**Directions:**
Keep only those lines of the records that include the string "from".

"""

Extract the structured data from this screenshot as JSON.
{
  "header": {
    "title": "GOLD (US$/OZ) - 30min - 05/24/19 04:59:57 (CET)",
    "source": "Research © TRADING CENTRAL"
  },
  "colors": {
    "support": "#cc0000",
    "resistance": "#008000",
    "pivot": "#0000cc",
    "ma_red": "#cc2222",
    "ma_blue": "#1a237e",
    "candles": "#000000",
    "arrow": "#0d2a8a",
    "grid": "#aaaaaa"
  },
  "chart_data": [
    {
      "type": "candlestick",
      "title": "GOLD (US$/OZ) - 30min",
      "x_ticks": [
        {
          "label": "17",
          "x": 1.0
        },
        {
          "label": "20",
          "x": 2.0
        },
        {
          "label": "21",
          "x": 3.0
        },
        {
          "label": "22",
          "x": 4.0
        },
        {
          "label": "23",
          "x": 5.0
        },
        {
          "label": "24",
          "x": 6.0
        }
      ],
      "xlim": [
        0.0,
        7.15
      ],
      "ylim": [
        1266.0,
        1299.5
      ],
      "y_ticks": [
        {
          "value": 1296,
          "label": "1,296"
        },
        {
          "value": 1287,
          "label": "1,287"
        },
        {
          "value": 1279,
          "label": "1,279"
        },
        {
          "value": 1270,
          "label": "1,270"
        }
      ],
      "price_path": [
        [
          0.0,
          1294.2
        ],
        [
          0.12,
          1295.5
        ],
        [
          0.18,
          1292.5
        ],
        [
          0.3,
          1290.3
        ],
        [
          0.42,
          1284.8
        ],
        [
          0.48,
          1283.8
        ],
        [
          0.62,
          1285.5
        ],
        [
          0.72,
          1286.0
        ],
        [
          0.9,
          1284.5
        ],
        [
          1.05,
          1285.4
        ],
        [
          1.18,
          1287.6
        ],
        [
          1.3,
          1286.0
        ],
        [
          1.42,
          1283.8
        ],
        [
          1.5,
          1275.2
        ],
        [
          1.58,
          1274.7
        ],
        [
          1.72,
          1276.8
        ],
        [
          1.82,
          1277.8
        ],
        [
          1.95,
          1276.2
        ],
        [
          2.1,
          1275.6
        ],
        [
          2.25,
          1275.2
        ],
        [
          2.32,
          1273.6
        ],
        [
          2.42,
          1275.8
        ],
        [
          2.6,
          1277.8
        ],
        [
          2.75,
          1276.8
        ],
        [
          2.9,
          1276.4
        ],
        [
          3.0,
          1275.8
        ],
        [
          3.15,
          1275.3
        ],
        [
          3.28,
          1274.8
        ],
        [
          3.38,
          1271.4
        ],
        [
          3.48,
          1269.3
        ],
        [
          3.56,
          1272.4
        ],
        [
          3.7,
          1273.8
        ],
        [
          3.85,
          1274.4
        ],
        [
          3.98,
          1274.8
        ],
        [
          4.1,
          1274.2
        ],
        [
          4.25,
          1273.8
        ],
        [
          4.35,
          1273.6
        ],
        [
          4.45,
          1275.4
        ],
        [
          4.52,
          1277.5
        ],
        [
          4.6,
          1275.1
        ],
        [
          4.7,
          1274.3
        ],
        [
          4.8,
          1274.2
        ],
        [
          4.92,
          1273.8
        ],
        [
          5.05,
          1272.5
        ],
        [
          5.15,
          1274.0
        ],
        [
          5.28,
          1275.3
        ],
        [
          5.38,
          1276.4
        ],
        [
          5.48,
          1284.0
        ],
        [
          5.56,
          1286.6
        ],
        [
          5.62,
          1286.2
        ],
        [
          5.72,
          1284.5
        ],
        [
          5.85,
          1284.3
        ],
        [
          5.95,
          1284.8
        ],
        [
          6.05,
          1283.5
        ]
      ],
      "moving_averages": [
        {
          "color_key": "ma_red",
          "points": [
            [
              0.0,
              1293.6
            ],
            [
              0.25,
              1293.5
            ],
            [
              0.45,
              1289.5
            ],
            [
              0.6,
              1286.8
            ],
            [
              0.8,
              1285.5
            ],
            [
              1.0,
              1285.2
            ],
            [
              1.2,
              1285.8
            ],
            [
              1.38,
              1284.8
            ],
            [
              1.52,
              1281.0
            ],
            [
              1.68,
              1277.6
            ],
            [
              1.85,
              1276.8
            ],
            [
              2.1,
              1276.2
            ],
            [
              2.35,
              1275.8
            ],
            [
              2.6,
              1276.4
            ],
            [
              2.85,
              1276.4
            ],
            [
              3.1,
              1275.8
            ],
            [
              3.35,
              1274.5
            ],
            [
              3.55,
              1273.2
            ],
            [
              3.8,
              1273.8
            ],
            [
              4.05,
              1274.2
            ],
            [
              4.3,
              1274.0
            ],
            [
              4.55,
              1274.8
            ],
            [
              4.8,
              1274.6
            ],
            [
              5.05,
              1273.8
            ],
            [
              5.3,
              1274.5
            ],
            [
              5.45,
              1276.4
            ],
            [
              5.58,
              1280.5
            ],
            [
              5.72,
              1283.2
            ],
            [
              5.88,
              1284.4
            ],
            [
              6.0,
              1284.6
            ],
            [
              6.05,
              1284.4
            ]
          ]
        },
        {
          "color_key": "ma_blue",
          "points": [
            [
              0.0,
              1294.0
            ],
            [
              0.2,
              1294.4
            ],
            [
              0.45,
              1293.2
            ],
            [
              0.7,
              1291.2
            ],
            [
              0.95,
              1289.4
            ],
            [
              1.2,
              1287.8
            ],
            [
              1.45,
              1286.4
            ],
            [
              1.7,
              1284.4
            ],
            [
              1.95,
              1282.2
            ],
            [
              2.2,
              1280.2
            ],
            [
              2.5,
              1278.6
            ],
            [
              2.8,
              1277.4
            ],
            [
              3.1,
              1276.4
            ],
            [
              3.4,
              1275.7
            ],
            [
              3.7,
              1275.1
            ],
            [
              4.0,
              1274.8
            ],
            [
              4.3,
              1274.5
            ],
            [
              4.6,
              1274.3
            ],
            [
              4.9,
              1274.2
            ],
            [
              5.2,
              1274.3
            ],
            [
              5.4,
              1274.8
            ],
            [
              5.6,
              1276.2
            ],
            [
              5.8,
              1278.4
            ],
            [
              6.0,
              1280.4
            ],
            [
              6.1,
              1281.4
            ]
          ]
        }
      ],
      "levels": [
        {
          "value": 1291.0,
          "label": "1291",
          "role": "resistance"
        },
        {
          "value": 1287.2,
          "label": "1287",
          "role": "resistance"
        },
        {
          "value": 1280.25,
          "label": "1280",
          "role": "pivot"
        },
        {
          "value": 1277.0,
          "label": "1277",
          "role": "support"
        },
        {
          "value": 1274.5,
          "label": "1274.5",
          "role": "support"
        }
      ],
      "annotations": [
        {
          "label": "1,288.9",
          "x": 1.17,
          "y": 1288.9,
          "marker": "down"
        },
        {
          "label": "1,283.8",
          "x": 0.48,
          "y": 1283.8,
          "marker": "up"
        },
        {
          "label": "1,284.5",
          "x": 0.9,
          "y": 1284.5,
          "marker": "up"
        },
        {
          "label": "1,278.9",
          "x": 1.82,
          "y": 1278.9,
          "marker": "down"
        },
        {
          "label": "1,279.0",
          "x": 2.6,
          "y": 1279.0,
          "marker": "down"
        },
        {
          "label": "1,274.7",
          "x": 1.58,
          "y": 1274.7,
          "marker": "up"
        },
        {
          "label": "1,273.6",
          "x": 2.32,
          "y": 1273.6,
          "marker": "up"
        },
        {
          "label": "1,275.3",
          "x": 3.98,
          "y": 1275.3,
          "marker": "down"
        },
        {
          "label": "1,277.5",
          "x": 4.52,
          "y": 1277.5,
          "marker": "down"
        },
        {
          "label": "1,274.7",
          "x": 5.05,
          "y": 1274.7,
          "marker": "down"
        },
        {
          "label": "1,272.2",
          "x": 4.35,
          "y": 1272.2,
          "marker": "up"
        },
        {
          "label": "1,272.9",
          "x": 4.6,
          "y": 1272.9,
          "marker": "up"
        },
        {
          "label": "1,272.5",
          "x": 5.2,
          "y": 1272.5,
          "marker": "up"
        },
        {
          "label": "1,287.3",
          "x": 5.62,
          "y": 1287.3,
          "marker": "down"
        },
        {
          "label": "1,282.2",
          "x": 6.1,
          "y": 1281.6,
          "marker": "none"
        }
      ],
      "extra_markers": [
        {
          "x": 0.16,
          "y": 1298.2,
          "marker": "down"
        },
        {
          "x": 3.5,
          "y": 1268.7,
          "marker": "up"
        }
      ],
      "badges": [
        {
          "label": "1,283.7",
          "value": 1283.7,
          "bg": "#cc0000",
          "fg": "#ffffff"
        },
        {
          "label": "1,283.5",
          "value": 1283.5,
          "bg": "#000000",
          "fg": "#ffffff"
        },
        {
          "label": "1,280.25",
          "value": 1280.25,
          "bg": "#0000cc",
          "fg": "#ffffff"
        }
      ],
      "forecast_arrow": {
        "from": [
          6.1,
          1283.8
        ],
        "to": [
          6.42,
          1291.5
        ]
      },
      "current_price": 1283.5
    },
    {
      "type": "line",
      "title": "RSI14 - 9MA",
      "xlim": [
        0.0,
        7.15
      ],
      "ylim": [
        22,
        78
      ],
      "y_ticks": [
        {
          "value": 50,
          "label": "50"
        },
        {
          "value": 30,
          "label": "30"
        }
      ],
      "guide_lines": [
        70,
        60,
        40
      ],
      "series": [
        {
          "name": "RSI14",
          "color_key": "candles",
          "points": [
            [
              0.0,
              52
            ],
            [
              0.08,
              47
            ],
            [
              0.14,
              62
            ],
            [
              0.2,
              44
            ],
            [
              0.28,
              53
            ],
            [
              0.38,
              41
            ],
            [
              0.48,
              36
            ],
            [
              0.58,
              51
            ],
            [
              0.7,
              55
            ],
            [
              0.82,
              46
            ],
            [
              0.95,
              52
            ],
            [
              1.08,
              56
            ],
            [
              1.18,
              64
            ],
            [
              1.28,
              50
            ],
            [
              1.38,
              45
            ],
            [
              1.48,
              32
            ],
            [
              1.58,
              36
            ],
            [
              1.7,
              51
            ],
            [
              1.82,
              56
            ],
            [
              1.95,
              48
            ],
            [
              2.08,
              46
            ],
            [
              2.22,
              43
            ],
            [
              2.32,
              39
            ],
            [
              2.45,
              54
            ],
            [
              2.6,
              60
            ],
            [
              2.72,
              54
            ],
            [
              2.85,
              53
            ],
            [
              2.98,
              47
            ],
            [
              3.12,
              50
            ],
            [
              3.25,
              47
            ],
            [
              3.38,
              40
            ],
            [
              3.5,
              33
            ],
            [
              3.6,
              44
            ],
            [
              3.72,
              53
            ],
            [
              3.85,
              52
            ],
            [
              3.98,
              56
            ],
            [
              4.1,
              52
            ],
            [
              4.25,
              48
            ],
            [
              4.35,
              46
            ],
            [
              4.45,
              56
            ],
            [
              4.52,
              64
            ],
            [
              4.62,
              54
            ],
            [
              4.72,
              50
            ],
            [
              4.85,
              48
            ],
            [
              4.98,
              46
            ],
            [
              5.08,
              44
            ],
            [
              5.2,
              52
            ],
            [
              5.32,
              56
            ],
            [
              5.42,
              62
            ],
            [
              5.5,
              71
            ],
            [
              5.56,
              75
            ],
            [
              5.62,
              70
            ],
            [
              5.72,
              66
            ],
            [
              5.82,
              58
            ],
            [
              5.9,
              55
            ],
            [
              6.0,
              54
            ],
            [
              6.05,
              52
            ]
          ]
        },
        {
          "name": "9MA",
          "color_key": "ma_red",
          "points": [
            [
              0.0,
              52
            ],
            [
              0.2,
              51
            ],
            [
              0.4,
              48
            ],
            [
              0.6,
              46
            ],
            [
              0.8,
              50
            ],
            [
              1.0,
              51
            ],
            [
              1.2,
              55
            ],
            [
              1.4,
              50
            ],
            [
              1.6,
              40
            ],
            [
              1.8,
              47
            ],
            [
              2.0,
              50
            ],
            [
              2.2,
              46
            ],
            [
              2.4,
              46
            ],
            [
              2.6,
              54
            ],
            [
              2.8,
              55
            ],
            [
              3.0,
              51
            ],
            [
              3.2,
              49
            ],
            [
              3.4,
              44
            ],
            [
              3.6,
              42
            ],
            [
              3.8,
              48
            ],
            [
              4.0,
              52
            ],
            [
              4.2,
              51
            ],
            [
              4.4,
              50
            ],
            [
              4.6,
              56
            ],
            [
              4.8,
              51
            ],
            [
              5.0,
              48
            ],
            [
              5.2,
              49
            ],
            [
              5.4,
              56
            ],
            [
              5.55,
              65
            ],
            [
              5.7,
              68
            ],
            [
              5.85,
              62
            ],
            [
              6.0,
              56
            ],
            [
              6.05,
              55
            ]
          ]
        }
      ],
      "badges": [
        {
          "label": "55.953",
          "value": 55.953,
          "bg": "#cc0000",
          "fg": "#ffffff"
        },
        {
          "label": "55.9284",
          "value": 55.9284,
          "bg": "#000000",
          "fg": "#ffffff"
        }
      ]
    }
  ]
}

"""

**Answer for the task:**
Extract the structured data from this screenshot as JSON.
        "from": [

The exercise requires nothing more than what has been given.